**Task description**: Work out how many lines of the material below mention the word "text"; reply with the number only.

# start of Records shown

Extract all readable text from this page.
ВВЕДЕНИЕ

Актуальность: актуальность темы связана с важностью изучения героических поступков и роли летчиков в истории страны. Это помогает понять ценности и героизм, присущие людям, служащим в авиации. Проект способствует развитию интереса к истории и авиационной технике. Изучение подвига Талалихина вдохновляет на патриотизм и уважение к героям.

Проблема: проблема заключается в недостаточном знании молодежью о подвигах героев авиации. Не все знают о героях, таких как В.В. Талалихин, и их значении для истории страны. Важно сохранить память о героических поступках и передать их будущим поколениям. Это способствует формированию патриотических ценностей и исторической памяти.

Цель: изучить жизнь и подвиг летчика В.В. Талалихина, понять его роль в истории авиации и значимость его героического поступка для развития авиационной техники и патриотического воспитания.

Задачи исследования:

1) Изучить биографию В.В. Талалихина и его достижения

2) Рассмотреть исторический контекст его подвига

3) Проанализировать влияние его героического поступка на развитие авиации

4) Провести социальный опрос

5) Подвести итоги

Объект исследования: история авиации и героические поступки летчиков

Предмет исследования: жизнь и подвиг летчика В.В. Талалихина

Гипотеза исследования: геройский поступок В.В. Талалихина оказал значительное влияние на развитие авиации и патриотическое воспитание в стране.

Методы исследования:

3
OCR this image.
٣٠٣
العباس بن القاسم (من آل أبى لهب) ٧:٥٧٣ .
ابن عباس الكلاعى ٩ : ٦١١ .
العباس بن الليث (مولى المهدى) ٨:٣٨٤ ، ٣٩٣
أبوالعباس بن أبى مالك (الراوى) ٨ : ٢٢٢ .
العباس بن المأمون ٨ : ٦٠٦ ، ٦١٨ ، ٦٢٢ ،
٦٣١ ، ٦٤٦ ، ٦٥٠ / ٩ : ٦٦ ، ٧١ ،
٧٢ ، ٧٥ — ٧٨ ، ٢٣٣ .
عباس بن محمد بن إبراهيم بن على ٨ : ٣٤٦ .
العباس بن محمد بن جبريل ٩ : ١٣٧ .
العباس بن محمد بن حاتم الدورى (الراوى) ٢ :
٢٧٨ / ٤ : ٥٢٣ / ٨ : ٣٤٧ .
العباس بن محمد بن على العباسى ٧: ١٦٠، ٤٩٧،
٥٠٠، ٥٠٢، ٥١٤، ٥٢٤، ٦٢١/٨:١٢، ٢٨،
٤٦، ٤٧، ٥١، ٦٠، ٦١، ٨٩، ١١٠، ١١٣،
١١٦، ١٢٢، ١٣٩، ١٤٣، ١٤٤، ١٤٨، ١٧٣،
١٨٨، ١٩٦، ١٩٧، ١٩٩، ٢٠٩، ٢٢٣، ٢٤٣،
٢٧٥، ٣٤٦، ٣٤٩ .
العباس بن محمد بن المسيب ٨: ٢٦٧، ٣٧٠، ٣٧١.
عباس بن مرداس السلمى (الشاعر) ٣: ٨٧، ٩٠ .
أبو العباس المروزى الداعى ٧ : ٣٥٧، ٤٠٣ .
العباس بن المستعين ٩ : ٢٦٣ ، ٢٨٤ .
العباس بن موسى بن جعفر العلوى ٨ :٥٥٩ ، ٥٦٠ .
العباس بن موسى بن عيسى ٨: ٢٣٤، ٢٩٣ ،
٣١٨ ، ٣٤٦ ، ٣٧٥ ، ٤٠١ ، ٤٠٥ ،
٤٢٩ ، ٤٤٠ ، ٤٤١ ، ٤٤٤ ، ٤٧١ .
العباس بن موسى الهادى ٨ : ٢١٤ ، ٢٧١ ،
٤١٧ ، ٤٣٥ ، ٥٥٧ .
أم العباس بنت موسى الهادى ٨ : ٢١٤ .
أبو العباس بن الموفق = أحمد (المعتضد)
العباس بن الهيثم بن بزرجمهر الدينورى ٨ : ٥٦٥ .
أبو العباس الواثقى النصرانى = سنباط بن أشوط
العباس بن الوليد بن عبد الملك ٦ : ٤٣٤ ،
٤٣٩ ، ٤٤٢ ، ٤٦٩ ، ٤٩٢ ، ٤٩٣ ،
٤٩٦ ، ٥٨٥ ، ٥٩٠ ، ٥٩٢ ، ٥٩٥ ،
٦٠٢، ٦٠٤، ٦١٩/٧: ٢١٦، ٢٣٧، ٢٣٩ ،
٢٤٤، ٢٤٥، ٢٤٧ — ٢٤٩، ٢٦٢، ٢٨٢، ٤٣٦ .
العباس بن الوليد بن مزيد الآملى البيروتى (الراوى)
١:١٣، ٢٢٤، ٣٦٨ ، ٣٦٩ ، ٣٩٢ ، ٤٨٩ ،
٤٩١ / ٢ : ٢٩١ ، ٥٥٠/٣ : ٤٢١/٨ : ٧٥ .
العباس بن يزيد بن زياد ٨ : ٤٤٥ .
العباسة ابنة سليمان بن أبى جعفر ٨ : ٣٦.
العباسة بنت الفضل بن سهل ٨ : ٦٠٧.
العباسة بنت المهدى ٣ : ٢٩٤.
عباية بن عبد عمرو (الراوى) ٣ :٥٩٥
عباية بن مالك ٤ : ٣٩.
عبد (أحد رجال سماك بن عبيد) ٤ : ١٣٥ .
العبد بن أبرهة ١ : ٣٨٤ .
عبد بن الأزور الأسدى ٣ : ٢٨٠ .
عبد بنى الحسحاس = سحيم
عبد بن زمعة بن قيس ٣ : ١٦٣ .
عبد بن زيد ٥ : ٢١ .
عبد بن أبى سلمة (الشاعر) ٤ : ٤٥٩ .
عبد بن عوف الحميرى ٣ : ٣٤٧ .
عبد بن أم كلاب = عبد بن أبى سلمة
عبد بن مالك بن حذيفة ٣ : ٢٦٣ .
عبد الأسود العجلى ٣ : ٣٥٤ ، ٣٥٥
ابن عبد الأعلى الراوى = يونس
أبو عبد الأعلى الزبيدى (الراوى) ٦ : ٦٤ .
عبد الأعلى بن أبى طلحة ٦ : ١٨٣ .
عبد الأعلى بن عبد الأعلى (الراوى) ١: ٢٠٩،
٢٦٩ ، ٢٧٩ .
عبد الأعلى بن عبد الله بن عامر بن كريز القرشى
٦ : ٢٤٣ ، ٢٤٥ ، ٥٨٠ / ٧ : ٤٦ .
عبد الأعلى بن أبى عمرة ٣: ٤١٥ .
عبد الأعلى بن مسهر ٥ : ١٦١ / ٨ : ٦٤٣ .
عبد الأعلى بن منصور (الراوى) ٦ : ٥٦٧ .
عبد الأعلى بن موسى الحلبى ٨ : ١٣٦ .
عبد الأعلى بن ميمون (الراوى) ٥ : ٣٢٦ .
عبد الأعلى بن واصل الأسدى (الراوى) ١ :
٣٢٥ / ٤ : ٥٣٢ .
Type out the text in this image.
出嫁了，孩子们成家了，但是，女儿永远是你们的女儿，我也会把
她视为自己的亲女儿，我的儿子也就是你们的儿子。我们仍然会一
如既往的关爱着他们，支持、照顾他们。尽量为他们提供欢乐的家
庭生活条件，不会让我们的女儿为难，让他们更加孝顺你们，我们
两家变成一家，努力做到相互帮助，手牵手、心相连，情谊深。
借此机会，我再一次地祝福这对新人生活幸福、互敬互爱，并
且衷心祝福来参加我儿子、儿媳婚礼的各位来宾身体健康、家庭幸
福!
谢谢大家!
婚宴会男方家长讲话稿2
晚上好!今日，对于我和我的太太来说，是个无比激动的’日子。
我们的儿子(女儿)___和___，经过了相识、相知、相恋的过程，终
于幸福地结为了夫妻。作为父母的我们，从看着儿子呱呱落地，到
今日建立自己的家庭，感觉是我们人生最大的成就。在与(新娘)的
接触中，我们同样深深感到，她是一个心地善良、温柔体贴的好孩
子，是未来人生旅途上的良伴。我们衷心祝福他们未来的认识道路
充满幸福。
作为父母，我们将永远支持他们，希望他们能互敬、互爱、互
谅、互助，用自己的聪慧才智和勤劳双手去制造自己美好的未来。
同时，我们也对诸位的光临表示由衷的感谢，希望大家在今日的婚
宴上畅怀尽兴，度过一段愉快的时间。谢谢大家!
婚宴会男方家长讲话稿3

# end of Records shown

**Result**: 2